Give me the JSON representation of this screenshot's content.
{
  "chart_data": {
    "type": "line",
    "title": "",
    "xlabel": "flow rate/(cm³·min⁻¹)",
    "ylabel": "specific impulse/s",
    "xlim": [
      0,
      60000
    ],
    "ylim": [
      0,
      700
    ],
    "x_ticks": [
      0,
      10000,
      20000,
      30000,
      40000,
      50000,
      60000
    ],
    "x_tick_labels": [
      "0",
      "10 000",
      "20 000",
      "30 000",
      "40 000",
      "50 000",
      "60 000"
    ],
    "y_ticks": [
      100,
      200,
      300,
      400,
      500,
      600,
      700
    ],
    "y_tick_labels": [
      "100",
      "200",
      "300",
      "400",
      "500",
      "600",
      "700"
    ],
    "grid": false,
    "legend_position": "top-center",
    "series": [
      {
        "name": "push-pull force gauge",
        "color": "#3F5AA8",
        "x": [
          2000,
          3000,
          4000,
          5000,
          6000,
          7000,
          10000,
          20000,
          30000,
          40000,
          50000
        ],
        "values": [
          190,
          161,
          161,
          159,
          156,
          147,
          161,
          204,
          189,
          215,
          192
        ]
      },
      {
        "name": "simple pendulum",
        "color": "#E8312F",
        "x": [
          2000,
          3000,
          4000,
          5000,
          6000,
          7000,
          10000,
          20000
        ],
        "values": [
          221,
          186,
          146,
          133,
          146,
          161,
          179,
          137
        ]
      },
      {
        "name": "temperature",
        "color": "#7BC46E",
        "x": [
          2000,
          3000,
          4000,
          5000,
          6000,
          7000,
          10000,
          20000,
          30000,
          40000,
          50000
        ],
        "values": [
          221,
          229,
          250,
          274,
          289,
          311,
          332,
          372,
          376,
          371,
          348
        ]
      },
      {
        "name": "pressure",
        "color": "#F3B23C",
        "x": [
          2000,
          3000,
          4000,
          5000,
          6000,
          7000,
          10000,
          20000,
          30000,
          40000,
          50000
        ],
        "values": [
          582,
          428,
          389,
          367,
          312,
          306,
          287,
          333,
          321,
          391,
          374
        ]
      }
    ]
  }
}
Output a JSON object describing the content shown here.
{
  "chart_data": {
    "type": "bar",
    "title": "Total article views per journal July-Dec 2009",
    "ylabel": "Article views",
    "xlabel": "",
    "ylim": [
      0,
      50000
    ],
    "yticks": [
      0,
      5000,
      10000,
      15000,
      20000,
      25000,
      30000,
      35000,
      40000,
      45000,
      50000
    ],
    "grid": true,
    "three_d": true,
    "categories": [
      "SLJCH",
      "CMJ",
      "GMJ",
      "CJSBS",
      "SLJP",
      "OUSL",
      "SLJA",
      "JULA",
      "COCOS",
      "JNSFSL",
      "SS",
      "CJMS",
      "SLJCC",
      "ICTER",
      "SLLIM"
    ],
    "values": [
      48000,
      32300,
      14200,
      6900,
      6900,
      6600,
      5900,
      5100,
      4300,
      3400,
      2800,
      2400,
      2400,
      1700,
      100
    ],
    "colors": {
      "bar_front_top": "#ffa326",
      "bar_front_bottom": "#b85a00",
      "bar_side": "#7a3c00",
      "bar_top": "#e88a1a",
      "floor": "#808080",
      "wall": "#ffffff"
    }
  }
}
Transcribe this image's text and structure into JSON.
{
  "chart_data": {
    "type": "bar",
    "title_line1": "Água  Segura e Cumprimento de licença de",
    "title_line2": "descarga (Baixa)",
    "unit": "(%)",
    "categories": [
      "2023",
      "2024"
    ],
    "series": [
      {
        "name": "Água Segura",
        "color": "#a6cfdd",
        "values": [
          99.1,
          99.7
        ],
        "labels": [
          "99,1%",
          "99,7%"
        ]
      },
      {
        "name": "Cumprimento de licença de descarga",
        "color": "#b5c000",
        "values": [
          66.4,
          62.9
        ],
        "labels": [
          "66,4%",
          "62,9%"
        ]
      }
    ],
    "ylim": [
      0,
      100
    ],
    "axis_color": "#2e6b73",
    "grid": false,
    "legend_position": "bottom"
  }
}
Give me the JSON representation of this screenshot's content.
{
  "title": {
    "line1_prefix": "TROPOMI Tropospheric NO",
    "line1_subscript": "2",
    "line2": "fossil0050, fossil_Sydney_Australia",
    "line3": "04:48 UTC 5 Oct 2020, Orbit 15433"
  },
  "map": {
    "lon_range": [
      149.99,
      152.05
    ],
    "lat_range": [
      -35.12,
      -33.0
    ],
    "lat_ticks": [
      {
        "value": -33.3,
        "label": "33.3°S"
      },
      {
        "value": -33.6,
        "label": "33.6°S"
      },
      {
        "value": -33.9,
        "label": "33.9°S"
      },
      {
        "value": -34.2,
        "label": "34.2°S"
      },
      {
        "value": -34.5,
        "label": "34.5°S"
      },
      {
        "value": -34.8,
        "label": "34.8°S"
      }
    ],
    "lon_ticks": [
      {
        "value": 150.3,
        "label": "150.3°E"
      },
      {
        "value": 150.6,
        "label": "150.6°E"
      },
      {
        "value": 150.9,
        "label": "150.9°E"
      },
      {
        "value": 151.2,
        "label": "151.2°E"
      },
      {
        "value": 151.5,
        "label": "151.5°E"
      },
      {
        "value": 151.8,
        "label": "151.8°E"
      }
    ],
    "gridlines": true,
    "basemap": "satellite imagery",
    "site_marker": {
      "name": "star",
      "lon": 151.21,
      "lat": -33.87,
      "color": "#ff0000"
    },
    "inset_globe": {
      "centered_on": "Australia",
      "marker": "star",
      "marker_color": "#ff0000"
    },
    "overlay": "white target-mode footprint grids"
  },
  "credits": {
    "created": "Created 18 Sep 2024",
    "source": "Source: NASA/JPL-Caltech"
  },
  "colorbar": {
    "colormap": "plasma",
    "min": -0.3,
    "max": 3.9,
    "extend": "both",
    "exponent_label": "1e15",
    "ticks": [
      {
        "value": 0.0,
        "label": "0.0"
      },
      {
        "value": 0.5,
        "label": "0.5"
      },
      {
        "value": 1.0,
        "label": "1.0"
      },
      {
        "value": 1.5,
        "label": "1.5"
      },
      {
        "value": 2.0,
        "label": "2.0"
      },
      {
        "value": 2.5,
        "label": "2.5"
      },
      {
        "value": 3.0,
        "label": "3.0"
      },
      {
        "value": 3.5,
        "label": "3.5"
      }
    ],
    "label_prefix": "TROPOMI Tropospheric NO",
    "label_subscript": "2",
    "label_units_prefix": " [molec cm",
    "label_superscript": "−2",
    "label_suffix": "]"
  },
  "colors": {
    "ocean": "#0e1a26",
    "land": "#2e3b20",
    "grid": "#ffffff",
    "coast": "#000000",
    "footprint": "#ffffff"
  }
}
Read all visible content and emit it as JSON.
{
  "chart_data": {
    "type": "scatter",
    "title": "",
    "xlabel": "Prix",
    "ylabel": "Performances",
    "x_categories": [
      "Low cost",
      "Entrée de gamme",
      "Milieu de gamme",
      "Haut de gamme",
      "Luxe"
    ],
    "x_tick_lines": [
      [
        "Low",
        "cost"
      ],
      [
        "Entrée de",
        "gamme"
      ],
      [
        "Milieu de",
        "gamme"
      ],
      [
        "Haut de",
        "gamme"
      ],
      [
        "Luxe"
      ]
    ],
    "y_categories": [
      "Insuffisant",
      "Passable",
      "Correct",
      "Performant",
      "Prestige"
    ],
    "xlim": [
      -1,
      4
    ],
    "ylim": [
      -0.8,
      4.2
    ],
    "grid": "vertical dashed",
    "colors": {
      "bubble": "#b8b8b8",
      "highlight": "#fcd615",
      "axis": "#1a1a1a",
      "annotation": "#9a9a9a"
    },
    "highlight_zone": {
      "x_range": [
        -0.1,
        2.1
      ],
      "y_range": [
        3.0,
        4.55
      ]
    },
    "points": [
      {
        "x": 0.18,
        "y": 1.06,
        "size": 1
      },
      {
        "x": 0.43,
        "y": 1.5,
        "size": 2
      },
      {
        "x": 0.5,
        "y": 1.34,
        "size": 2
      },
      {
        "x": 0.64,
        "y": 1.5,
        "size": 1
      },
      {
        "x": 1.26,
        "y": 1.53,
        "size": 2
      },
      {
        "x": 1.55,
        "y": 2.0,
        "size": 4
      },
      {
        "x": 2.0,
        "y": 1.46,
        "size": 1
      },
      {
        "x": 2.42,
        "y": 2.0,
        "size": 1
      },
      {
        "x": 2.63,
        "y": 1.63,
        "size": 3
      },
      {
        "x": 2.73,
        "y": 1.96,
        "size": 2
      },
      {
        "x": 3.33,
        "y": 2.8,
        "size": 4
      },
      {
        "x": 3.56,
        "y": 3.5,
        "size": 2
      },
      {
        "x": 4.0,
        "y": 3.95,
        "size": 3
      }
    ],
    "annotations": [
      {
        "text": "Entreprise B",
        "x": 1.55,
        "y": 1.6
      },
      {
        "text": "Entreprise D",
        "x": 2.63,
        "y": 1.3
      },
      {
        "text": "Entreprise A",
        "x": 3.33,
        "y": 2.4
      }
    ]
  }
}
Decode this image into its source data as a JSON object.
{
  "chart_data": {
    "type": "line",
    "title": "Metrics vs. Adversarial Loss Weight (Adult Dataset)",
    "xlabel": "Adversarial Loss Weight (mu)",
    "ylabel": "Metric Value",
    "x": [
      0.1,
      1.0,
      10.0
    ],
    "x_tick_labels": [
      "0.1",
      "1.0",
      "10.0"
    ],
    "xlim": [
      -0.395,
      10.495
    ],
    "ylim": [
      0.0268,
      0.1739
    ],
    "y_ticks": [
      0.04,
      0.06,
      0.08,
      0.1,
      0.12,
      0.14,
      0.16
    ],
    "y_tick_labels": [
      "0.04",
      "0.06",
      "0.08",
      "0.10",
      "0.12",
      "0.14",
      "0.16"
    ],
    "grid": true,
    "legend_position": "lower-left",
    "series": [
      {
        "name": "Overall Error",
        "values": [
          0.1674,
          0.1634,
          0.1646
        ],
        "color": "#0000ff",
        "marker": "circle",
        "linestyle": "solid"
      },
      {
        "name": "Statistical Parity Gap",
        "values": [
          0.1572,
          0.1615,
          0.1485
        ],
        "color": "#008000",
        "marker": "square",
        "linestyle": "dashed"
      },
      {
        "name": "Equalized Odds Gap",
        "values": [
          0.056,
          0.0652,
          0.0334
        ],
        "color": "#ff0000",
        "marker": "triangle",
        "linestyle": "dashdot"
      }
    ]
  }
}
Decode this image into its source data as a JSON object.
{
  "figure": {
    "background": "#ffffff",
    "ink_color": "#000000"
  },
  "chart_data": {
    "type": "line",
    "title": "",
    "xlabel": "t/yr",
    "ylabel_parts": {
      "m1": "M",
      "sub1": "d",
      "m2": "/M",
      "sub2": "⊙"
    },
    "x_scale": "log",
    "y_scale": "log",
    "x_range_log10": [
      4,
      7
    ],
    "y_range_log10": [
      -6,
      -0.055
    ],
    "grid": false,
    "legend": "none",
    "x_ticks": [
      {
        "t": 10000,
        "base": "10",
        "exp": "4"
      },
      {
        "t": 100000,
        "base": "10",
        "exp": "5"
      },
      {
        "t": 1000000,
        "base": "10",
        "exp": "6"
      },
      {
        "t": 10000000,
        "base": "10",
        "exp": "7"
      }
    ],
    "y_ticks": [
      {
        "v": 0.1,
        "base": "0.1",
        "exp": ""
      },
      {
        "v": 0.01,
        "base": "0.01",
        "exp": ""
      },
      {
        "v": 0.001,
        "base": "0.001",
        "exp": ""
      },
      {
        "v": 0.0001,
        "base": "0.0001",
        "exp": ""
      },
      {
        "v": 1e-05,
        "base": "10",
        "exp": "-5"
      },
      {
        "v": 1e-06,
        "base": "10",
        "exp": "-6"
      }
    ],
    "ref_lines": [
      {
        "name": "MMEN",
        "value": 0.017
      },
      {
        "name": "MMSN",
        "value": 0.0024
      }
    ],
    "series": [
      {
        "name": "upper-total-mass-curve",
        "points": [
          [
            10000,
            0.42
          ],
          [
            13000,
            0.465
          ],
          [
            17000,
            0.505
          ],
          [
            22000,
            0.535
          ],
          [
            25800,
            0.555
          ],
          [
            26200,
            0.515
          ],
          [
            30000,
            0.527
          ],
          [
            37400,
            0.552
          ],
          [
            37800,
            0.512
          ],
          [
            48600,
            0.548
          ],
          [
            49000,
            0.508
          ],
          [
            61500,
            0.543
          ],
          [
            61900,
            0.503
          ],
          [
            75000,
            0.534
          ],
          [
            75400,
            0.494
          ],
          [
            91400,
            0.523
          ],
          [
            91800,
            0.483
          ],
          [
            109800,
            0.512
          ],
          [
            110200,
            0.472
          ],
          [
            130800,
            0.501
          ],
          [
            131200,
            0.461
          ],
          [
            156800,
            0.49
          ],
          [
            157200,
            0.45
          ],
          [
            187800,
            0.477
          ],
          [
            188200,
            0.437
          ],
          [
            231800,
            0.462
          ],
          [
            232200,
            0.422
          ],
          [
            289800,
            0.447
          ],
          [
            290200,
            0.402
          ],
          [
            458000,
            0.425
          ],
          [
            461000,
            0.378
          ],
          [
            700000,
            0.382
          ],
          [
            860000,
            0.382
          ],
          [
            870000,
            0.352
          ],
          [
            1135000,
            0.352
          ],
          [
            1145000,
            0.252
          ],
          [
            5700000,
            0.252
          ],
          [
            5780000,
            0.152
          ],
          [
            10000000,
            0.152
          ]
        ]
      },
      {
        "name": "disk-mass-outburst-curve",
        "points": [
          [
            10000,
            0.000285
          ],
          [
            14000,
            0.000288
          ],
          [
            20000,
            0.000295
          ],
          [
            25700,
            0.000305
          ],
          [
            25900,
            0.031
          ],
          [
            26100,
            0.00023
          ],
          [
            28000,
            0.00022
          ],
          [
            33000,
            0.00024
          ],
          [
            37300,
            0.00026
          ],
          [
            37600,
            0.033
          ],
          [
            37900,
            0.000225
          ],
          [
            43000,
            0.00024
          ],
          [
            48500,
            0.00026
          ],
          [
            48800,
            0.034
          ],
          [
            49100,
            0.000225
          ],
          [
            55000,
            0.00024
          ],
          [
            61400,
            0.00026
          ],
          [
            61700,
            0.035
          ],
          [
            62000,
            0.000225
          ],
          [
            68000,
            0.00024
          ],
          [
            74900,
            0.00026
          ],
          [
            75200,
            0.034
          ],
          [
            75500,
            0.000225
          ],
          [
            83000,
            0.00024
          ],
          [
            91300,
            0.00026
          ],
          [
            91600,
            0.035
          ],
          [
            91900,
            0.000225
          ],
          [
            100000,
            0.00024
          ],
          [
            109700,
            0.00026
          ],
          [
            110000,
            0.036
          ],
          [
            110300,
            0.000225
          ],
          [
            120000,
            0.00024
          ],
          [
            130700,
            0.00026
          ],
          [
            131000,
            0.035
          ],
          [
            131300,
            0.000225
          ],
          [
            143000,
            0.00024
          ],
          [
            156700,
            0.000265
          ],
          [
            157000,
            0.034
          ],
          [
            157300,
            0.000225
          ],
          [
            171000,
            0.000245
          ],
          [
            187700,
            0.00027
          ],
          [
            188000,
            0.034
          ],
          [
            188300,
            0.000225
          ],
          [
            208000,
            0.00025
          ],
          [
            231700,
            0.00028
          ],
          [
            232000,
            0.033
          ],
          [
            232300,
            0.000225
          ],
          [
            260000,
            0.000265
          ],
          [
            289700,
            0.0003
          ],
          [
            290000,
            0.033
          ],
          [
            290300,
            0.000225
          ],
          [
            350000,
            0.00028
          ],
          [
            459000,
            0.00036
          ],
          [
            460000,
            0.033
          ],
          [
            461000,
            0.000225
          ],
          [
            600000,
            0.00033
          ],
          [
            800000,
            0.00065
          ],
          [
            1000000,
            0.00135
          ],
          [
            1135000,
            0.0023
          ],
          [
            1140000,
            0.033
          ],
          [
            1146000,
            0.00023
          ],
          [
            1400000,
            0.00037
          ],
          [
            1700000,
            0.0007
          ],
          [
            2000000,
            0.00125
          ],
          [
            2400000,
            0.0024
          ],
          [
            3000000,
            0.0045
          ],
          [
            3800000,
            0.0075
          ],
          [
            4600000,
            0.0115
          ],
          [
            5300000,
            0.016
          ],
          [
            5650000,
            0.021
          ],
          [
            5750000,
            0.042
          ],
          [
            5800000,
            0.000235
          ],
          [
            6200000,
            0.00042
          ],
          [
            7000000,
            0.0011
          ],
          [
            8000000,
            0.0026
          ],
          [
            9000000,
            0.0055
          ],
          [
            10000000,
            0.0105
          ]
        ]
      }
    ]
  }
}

== == ==

_PROBLEM TO SOLVE_.
Using the material above, work out how many lines contain the string "footprint". Give that number alone.

_WRITTEN RESPONSE_.
2